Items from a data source

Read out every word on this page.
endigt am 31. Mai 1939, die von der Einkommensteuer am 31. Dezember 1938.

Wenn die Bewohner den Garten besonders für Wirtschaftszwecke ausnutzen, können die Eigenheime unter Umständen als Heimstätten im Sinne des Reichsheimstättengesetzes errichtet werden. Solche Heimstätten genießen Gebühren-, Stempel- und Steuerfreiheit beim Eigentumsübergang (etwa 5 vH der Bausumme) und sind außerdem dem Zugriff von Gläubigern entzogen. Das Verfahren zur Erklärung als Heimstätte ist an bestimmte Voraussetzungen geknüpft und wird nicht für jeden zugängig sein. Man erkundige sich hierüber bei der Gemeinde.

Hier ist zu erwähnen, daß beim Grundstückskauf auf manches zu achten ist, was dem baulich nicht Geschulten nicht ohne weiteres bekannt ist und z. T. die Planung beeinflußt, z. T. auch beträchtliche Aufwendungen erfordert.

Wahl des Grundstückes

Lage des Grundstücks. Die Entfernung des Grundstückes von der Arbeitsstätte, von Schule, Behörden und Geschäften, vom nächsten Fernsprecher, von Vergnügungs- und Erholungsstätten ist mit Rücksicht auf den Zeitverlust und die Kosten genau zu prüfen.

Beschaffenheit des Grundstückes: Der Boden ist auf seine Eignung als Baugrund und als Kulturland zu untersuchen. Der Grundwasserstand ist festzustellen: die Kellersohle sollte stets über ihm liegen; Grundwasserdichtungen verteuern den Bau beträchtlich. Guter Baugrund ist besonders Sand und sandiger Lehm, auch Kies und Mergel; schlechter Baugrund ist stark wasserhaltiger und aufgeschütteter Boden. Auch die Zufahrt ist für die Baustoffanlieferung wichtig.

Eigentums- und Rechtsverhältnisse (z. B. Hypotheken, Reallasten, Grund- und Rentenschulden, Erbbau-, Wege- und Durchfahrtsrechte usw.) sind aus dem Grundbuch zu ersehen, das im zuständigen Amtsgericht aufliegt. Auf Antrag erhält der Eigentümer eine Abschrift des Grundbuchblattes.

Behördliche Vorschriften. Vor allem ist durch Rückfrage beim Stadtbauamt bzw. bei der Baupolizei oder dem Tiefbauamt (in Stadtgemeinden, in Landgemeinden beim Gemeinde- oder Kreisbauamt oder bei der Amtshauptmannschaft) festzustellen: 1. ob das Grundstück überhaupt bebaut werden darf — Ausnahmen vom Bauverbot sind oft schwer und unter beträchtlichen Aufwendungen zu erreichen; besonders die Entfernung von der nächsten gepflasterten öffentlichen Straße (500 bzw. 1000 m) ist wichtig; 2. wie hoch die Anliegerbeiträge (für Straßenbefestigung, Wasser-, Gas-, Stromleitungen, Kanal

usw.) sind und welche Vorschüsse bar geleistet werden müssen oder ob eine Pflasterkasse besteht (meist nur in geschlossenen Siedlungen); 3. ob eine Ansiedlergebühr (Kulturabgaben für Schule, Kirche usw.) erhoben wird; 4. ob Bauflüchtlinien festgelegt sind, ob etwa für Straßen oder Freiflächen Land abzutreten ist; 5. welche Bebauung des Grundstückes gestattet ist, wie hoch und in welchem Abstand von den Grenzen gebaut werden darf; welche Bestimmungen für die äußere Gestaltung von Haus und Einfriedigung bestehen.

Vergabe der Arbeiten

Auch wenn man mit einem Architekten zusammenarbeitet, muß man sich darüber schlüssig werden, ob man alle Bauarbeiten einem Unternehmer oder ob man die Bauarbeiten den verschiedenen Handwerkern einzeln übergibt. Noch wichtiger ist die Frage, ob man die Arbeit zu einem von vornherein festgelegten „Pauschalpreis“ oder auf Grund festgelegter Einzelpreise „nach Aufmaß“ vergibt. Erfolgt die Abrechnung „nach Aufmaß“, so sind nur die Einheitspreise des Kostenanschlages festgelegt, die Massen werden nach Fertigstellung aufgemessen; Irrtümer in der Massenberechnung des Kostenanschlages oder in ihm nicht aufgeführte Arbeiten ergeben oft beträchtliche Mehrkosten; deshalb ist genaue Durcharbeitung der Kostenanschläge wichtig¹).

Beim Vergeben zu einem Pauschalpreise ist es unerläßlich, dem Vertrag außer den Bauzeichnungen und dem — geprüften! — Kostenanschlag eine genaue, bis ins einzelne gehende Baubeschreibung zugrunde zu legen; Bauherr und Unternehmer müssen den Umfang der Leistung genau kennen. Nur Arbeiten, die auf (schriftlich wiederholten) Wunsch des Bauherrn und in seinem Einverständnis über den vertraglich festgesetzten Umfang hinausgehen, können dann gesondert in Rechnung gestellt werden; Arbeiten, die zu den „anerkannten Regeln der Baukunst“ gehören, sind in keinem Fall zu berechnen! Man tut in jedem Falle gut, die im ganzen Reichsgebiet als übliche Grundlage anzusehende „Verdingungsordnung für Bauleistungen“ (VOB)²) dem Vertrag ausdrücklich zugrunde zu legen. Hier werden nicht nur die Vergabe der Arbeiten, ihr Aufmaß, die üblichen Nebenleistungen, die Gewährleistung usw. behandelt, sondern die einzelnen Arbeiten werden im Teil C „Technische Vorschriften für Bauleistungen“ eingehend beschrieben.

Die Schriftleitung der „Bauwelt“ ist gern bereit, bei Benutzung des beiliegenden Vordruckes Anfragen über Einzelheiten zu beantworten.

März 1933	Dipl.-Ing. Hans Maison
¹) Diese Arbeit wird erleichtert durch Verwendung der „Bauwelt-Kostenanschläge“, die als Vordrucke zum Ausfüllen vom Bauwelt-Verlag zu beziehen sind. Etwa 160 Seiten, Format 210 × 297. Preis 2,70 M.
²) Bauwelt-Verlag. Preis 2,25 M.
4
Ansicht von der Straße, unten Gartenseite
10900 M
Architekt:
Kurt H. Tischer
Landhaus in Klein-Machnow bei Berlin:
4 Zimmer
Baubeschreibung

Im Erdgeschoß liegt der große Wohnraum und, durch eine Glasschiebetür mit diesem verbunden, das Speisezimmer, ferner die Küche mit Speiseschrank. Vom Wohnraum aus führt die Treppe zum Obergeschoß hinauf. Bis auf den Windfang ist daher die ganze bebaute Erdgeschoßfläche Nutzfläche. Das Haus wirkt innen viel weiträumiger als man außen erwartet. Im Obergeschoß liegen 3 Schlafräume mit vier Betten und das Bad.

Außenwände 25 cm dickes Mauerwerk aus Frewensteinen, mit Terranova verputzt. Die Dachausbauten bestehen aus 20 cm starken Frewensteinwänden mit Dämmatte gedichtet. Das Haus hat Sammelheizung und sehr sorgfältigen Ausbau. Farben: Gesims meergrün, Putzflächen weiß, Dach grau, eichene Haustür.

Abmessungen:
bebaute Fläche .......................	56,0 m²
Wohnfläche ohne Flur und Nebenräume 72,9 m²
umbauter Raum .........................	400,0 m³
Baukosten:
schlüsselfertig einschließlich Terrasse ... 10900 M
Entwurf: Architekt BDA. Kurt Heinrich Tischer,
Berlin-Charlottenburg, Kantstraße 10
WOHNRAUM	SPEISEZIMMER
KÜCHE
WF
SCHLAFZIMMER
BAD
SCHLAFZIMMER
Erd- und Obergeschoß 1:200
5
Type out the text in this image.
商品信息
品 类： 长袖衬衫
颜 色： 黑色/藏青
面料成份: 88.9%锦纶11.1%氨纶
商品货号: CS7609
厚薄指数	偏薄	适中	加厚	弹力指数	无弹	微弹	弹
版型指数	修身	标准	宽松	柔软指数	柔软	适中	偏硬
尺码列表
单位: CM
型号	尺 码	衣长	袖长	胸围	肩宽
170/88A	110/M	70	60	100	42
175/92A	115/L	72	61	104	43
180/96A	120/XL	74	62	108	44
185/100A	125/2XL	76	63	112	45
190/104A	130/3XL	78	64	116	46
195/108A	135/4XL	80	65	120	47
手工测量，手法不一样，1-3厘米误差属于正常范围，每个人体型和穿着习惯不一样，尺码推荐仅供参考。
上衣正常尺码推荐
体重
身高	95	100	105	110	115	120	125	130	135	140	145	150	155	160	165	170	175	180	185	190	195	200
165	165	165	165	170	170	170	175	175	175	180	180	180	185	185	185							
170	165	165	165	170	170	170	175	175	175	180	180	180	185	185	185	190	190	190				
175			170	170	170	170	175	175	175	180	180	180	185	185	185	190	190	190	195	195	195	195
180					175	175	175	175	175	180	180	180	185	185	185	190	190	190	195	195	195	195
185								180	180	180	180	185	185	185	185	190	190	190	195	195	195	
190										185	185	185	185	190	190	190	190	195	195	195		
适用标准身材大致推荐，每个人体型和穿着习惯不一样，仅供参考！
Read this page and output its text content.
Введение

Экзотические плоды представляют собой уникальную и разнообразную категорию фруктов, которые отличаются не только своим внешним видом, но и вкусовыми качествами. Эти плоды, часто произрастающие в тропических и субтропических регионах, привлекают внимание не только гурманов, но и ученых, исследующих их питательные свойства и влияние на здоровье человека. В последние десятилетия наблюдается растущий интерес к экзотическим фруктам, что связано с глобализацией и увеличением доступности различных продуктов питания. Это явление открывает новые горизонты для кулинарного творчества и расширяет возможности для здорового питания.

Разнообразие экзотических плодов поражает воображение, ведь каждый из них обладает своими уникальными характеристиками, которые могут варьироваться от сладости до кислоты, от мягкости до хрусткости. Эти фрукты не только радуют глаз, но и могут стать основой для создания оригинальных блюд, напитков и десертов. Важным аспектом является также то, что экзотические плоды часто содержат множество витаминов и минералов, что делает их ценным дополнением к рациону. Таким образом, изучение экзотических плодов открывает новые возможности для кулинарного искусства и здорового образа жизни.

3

▶ [WHAT IS EXPECTED]: In the records above, find the line containing "Read this page and output its text content."; please retype it and every line after it through the last line, exactly and with nothing else.

▶ [EXERCISE SOLUTION]:
Read this page and output its text content.
Введение

Экзотические плоды представляют собой уникальную и разнообразную категорию фруктов, которые отличаются не только своим внешним видом, но и вкусовыми качествами. Эти плоды, часто произрастающие в тропических и субтропических регионах, привлекают внимание не только гурманов, но и ученых, исследующих их питательные свойства и влияние на здоровье человека. В последние десятилетия наблюдается растущий интерес к экзотическим фруктам, что связано с глобализацией и увеличением доступности различных продуктов питания. Это явление открывает новые горизонты для кулинарного творчества и расширяет возможности для здорового питания.

Разнообразие экзотических плодов поражает воображение, ведь каждый из них обладает своими уникальными характеристиками, которые могут варьироваться от сладости до кислоты, от мягкости до хрусткости. Эти фрукты не только радуют глаз, но и могут стать основой для создания оригинальных блюд, напитков и десертов. Важным аспектом является также то, что экзотические плоды часто содержат множество витаминов и минералов, что делает их ценным дополнением к рациону. Таким образом, изучение экзотических плодов открывает новые возможности для кулинарного искусства и здорового образа жизни.

3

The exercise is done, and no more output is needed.